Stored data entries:
- - - - - - -

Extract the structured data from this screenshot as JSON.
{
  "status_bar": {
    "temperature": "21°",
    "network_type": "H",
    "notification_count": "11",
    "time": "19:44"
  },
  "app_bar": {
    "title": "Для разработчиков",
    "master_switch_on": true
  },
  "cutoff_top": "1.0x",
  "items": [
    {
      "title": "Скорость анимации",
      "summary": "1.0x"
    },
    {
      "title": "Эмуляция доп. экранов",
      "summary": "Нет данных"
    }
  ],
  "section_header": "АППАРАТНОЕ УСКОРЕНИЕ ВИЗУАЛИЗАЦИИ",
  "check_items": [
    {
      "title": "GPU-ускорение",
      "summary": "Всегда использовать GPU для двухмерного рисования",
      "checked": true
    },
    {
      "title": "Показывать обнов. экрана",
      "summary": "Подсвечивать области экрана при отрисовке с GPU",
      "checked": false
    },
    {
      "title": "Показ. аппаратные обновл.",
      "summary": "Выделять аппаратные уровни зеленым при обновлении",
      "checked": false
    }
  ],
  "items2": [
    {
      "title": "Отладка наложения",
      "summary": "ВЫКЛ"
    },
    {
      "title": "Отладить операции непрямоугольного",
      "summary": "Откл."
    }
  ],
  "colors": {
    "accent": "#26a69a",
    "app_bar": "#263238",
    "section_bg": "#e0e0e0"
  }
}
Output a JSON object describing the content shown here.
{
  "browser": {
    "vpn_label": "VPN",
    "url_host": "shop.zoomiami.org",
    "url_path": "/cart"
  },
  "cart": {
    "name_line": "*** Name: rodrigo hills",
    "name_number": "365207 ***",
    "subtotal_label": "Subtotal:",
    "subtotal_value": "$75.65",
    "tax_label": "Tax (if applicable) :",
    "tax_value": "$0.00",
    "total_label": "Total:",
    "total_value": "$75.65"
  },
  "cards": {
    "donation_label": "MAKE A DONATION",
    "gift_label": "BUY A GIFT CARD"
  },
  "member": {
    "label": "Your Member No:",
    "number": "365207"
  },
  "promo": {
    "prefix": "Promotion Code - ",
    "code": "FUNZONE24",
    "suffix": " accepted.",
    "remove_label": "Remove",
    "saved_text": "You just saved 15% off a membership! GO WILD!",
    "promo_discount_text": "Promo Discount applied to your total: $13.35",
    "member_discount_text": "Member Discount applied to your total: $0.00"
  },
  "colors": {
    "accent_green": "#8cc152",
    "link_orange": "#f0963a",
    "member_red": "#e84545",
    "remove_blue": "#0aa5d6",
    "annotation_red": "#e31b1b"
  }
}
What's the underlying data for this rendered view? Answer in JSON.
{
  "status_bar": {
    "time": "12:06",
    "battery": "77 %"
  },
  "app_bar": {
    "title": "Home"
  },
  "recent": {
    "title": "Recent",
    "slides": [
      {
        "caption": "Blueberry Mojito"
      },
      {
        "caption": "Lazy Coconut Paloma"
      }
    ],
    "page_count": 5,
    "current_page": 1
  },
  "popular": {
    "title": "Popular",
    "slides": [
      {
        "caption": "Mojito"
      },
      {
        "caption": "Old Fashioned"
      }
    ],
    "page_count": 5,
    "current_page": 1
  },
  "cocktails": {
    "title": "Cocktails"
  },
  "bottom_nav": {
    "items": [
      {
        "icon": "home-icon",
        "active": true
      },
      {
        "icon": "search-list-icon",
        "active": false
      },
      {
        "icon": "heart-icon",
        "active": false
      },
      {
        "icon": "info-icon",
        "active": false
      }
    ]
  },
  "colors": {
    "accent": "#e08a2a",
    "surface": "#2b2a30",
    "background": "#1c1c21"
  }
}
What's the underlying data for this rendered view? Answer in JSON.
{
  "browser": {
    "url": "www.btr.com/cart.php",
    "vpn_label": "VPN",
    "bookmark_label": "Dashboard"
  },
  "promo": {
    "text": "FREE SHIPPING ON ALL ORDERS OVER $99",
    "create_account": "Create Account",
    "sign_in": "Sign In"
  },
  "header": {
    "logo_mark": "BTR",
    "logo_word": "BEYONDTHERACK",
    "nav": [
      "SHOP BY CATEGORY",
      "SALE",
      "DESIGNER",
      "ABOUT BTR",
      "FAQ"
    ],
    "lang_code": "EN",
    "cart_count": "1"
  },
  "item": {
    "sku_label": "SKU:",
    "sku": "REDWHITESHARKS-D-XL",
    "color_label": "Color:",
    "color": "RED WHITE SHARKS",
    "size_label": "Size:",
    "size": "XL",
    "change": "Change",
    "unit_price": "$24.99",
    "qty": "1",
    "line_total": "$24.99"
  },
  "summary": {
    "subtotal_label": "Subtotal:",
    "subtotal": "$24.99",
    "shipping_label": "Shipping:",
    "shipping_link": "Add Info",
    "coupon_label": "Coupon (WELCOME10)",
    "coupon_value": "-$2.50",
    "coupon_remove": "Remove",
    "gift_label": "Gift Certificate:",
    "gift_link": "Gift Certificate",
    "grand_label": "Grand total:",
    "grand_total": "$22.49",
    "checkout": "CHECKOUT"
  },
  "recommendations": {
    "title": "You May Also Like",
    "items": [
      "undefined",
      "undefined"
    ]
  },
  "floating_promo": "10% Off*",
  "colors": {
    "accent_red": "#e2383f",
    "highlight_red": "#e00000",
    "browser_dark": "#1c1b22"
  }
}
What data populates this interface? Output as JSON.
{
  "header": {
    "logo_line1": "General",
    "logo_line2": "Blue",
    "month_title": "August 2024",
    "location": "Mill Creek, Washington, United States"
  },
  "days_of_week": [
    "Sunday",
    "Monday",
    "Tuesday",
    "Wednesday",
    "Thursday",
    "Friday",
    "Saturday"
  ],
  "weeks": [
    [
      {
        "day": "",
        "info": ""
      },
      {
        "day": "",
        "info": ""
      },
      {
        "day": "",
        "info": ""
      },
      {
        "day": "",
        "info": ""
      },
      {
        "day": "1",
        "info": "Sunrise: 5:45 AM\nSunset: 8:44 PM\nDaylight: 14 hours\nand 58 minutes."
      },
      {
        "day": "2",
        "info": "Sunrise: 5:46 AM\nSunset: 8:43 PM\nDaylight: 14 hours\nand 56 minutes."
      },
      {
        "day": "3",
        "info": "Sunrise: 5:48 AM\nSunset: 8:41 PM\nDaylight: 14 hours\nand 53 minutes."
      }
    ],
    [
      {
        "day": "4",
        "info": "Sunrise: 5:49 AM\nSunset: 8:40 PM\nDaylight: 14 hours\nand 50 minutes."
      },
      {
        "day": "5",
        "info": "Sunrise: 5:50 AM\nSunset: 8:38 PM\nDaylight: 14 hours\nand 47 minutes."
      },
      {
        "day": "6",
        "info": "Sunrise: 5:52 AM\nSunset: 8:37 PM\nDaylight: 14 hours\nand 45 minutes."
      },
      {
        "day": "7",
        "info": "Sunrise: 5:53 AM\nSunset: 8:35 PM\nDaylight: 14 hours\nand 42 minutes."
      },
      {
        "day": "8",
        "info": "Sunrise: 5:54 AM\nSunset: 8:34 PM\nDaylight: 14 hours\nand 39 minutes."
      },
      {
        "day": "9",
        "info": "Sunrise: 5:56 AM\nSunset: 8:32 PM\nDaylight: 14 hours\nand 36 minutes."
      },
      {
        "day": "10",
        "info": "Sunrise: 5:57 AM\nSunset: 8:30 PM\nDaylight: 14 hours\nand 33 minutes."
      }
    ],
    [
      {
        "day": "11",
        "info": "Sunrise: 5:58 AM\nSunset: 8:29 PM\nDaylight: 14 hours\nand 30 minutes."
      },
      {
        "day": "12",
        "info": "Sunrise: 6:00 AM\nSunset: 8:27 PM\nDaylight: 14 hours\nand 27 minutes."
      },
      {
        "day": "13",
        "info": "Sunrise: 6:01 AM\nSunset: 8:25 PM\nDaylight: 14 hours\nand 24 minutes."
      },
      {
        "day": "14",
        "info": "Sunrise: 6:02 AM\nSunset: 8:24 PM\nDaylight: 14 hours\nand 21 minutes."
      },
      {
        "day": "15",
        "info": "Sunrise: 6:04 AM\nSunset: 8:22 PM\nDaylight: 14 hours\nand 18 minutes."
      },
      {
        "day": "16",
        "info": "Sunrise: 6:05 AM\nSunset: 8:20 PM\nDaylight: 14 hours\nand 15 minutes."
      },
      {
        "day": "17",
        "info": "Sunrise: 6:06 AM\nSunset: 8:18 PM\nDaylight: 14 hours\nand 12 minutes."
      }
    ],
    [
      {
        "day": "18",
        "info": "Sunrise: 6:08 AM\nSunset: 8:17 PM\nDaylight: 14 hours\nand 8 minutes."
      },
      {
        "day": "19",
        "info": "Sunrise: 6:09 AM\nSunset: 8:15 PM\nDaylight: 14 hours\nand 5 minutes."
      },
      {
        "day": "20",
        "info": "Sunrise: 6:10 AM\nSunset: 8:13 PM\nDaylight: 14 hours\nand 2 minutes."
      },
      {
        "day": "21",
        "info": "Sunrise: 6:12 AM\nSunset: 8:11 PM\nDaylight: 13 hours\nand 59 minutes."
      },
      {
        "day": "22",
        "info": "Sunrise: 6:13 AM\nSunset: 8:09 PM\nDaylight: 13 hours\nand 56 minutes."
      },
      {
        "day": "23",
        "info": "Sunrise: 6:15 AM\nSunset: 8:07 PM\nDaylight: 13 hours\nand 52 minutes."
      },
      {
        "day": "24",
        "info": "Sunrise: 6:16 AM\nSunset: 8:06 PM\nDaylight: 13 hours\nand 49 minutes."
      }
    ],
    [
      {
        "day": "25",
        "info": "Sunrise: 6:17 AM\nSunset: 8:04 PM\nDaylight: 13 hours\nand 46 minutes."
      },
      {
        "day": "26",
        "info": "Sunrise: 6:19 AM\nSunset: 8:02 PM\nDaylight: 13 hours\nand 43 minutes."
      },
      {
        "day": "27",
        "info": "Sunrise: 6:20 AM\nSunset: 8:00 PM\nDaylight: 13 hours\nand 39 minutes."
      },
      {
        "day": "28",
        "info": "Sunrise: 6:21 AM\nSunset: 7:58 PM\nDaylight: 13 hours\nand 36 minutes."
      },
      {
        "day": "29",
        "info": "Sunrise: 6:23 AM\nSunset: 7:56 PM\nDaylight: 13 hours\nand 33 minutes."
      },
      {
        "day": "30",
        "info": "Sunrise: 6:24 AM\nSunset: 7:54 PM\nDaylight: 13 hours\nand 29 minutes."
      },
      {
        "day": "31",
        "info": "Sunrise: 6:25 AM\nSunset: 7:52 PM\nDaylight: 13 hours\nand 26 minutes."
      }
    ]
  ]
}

- - - - - - -

• Task to carry out
Search the data above for lines holding "summary" and copy each of them.

• Answer to this exercise
      "summary": "1.0x"
      "summary": "Нет данных"
      "summary": "Всегда использовать GPU для двухмерного рисования",
      "summary": "Подсвечивать области экрана при отрисовке с GPU",
      "summary": "Выделять аппаратные уровни зеленым при обновлении",
      "summary": "ВЫКЛ"
      "summary": "Откл."
  "summary": {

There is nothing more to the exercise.